**What needs to be done**
Report, as a bare number, how many lines hold "worden".

— START OF Exercise materials —

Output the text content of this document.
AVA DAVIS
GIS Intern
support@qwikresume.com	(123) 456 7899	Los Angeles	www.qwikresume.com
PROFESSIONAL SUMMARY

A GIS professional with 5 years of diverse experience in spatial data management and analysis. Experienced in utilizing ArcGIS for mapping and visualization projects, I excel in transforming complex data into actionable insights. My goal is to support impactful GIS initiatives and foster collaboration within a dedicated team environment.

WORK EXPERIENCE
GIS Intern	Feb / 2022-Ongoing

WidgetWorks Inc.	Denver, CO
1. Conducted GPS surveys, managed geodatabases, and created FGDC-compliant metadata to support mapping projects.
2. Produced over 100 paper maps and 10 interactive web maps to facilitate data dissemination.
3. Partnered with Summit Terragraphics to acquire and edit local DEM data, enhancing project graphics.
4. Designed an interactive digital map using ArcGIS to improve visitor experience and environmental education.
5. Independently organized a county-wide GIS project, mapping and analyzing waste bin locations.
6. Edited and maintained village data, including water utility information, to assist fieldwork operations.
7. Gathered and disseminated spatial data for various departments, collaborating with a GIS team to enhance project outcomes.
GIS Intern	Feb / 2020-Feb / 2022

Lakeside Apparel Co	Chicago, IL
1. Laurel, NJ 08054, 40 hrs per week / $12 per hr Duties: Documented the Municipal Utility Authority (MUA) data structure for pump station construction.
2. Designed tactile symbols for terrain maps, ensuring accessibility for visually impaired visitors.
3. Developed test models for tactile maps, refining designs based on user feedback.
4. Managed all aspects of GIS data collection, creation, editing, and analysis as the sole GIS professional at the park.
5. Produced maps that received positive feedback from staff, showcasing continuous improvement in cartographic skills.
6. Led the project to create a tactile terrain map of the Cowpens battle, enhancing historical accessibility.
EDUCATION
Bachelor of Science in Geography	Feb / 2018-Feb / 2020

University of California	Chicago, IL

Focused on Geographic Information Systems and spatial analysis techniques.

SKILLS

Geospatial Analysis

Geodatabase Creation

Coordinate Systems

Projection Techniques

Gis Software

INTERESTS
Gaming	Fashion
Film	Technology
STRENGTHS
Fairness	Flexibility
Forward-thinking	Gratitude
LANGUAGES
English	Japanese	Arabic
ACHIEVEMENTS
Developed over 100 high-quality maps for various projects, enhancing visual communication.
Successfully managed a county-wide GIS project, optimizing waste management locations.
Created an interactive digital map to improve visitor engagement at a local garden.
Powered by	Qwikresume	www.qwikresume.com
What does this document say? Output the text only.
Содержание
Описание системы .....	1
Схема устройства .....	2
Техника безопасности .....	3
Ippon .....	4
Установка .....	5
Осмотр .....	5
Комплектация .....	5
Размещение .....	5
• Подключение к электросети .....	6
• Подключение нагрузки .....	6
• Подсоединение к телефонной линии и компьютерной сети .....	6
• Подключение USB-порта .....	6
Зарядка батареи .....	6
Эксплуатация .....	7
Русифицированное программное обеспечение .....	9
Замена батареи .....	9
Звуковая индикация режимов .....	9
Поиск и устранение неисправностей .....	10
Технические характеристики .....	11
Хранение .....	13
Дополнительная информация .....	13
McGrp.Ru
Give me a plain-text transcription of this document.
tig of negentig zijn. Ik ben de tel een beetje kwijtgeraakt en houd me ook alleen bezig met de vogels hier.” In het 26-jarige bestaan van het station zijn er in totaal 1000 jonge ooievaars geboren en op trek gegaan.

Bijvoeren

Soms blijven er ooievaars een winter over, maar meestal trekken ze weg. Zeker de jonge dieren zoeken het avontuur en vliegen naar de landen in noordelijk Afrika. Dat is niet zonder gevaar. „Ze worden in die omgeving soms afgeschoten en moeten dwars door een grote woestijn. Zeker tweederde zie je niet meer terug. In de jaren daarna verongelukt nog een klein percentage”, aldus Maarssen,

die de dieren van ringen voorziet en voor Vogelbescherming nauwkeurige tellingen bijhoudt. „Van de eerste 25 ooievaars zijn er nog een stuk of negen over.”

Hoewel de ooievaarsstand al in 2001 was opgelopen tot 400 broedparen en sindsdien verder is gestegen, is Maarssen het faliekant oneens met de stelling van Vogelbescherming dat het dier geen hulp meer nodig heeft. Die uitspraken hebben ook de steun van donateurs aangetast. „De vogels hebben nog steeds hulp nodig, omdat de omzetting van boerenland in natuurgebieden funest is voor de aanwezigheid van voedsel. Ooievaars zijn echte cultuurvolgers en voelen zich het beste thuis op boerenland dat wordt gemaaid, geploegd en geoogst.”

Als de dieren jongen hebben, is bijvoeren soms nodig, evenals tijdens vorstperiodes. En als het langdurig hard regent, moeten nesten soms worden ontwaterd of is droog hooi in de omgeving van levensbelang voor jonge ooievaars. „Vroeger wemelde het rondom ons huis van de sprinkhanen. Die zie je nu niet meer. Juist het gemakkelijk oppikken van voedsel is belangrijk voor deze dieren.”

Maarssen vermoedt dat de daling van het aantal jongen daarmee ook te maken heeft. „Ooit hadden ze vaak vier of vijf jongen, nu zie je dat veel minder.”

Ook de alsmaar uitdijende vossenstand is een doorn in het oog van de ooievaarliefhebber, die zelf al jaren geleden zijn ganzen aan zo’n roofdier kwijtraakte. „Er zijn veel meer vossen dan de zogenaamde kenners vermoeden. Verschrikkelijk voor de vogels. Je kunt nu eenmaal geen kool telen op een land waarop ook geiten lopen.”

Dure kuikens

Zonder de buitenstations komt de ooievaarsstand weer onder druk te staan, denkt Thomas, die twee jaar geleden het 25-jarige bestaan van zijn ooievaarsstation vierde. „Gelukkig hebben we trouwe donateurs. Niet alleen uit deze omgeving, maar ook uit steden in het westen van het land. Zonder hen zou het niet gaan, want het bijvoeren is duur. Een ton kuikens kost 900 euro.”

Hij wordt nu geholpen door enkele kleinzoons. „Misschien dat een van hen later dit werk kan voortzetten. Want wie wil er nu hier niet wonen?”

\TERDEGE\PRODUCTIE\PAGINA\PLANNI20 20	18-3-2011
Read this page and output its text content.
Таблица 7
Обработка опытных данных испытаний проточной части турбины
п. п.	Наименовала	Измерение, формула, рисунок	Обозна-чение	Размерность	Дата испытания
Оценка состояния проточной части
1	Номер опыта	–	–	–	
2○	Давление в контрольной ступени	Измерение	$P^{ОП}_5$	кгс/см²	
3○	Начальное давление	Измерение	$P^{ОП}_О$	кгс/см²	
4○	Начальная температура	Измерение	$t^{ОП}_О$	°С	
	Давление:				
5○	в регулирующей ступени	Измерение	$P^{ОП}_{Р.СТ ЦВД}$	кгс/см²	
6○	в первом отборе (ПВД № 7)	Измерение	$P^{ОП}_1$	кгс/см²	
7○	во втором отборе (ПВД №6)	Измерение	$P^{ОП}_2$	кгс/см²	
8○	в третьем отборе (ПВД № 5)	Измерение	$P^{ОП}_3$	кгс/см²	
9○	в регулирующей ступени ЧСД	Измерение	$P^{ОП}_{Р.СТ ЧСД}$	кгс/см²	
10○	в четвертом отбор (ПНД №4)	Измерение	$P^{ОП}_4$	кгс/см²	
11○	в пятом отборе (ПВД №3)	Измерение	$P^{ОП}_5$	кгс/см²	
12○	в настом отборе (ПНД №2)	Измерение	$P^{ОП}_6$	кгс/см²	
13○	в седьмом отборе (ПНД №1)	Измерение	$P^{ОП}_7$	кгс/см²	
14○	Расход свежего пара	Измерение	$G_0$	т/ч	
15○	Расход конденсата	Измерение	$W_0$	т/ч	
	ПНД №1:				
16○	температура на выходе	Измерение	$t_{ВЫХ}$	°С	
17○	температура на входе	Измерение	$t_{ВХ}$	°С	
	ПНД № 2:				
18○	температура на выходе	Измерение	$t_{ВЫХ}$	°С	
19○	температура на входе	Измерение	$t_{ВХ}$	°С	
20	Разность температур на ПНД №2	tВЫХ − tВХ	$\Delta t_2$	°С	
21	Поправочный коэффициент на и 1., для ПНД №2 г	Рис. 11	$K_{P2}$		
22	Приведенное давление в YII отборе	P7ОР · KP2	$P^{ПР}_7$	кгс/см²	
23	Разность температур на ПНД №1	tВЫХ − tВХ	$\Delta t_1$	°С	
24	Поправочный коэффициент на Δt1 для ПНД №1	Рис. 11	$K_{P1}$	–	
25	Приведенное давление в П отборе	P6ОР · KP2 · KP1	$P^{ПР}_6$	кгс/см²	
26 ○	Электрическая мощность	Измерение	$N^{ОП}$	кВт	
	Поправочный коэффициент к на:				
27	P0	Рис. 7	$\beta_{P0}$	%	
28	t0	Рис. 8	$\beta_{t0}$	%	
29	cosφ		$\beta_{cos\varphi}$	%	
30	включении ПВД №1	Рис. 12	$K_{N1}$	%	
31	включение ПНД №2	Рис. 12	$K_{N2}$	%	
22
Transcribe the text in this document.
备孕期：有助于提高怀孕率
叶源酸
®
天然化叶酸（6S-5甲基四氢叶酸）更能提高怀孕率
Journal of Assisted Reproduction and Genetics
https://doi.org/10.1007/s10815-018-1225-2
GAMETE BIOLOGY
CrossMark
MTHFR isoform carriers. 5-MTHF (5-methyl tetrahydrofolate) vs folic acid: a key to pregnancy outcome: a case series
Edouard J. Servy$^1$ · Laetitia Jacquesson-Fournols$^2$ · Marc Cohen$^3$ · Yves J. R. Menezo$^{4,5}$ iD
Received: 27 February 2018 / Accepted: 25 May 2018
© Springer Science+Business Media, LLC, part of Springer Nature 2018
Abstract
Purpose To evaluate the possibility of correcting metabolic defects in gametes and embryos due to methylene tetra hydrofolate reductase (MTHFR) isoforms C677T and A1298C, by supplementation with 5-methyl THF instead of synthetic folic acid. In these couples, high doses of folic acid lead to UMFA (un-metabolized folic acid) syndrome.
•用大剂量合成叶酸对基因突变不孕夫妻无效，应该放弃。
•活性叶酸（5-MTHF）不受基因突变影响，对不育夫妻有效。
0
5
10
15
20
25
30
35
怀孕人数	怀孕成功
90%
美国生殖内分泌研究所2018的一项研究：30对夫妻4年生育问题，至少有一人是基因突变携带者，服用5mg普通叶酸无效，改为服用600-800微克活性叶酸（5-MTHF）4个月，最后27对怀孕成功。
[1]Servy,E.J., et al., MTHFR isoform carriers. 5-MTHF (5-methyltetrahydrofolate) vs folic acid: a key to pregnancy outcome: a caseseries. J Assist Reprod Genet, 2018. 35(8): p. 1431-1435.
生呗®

— END OF Exercise materials —

**Task output**
2